» JOB:
Reproduce the data that follows in its entirety, character for character.

# # # # #

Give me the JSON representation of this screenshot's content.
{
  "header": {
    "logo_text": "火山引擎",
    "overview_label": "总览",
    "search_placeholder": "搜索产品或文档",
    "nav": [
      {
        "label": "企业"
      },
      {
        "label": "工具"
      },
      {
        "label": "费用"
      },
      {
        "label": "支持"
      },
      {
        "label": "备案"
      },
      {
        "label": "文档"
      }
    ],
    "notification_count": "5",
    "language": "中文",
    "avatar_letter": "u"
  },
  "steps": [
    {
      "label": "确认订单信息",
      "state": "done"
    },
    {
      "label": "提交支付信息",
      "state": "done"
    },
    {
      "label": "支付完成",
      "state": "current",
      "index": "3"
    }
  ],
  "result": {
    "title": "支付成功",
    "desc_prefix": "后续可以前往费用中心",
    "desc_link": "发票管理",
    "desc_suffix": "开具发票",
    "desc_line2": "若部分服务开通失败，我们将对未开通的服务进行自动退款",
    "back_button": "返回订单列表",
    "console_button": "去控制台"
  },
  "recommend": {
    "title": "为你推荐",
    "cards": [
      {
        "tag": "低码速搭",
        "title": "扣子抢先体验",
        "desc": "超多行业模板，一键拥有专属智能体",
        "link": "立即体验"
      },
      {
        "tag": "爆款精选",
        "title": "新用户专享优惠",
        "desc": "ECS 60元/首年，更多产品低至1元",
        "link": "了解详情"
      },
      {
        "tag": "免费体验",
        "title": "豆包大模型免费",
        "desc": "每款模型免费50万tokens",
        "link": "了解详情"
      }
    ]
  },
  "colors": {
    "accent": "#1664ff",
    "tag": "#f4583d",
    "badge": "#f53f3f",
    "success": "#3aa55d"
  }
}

# # # # #

» ANSWER IN FULL:
Give me the JSON representation of this screenshot's content.
{
  "header": {
    "logo_text": "火山引擎",
    "overview_label": "总览",
    "search_placeholder": "搜索产品或文档",
    "nav": [
      {
        "label": "企业"
      },
      {
        "label": "工具"
      },
      {
        "label": "费用"
      },
      {
        "label": "支持"
      },
      {
        "label": "备案"
      },
      {
        "label": "文档"
      }
    ],
    "notification_count": "5",
    "language": "中文",
    "avatar_letter": "u"
  },
  "steps": [
    {
      "label": "确认订单信息",
      "state": "done"
    },
    {
      "label": "提交支付信息",
      "state": "done"
    },
    {
      "label": "支付完成",
      "state": "current",
      "index": "3"
    }
  ],
  "result": {
    "title": "支付成功",
    "desc_prefix": "后续可以前往费用中心",
    "desc_link": "发票管理",
    "desc_suffix": "开具发票",
    "desc_line2": "若部分服务开通失败，我们将对未开通的服务进行自动退款",
    "back_button": "返回订单列表",
    "console_button": "去控制台"
  },
  "recommend": {
    "title": "为你推荐",
    "cards": [
      {
        "tag": "低码速搭",
        "title": "扣子抢先体验",
        "desc": "超多行业模板，一键拥有专属智能体",
        "link": "立即体验"
      },
      {
        "tag": "爆款精选",
        "title": "新用户专享优惠",
        "desc": "ECS 60元/首年，更多产品低至1元",
        "link": "了解详情"
      },
      {
        "tag": "免费体验",
        "title": "豆包大模型免费",
        "desc": "每款模型免费50万tokens",
        "link": "了解详情"
      }
    ]
  },
  "colors": {
    "accent": "#1664ff",
    "tag": "#f4583d",
    "badge": "#f53f3f",
    "success": "#3aa55d"
  }
}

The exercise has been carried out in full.